(Extracted records)
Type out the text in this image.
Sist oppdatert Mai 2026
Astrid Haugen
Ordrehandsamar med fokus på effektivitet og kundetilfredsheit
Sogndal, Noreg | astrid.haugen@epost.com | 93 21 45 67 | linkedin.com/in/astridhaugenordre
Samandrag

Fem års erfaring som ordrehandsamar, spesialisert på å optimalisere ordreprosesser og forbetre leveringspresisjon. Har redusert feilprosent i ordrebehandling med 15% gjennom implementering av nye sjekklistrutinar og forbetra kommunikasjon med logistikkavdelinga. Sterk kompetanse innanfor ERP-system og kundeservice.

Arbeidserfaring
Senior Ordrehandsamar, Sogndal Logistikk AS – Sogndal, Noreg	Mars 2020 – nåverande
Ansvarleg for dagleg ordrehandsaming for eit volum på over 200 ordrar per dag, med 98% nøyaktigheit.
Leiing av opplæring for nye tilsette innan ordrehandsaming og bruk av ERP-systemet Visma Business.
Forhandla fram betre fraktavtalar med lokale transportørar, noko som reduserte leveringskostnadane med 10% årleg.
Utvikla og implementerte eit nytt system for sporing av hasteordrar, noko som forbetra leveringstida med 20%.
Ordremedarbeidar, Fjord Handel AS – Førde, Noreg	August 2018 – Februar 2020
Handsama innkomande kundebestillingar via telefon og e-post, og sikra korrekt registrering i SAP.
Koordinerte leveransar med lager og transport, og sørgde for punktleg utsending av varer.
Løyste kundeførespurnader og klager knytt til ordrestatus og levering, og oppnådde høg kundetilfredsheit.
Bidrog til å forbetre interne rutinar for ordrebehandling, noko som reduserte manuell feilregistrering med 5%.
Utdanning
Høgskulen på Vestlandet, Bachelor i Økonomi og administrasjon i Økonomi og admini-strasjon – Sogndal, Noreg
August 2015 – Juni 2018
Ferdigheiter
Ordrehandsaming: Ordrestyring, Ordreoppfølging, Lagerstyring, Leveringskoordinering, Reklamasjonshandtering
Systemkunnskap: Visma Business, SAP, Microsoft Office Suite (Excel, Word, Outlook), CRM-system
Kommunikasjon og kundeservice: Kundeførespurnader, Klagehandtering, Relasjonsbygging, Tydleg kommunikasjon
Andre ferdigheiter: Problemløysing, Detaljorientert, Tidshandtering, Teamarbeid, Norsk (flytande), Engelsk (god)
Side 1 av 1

[DIRECTIONS] Every entry needs to be retyped exactly.

[RESPONSE FOR THIS EXERCISE]
Type out the text in this image.
Sist oppdatert Mai 2026
Astrid Haugen
Ordrehandsamar med fokus på effektivitet og kundetilfredsheit
Sogndal, Noreg | astrid.haugen@epost.com | 93 21 45 67 | linkedin.com/in/astridhaugenordre
Samandrag

Fem års erfaring som ordrehandsamar, spesialisert på å optimalisere ordreprosesser og forbetre leveringspresisjon. Har redusert feilprosent i ordrebehandling med 15% gjennom implementering av nye sjekklistrutinar og forbetra kommunikasjon med logistikkavdelinga. Sterk kompetanse innanfor ERP-system og kundeservice.

Arbeidserfaring
Senior Ordrehandsamar, Sogndal Logistikk AS – Sogndal, Noreg	Mars 2020 – nåverande
Ansvarleg for dagleg ordrehandsaming for eit volum på over 200 ordrar per dag, med 98% nøyaktigheit.
Leiing av opplæring for nye tilsette innan ordrehandsaming og bruk av ERP-systemet Visma Business.
Forhandla fram betre fraktavtalar med lokale transportørar, noko som reduserte leveringskostnadane med 10% årleg.
Utvikla og implementerte eit nytt system for sporing av hasteordrar, noko som forbetra leveringstida med 20%.
Ordremedarbeidar, Fjord Handel AS – Førde, Noreg	August 2018 – Februar 2020
Handsama innkomande kundebestillingar via telefon og e-post, og sikra korrekt registrering i SAP.
Koordinerte leveransar med lager og transport, og sørgde for punktleg utsending av varer.
Løyste kundeførespurnader og klager knytt til ordrestatus og levering, og oppnådde høg kundetilfredsheit.
Bidrog til å forbetre interne rutinar for ordrebehandling, noko som reduserte manuell feilregistrering med 5%.
Utdanning
Høgskulen på Vestlandet, Bachelor i Økonomi og administrasjon i Økonomi og admini-strasjon – Sogndal, Noreg
August 2015 – Juni 2018
Ferdigheiter
Ordrehandsaming: Ordrestyring, Ordreoppfølging, Lagerstyring, Leveringskoordinering, Reklamasjonshandtering
Systemkunnskap: Visma Business, SAP, Microsoft Office Suite (Excel, Word, Outlook), CRM-system
Kommunikasjon og kundeservice: Kundeførespurnader, Klagehandtering, Relasjonsbygging, Tydleg kommunikasjon
Andre ferdigheiter: Problemløysing, Detaljorientert, Tidshandtering, Teamarbeid, Norsk (flytande), Engelsk (god)
Side 1 av 1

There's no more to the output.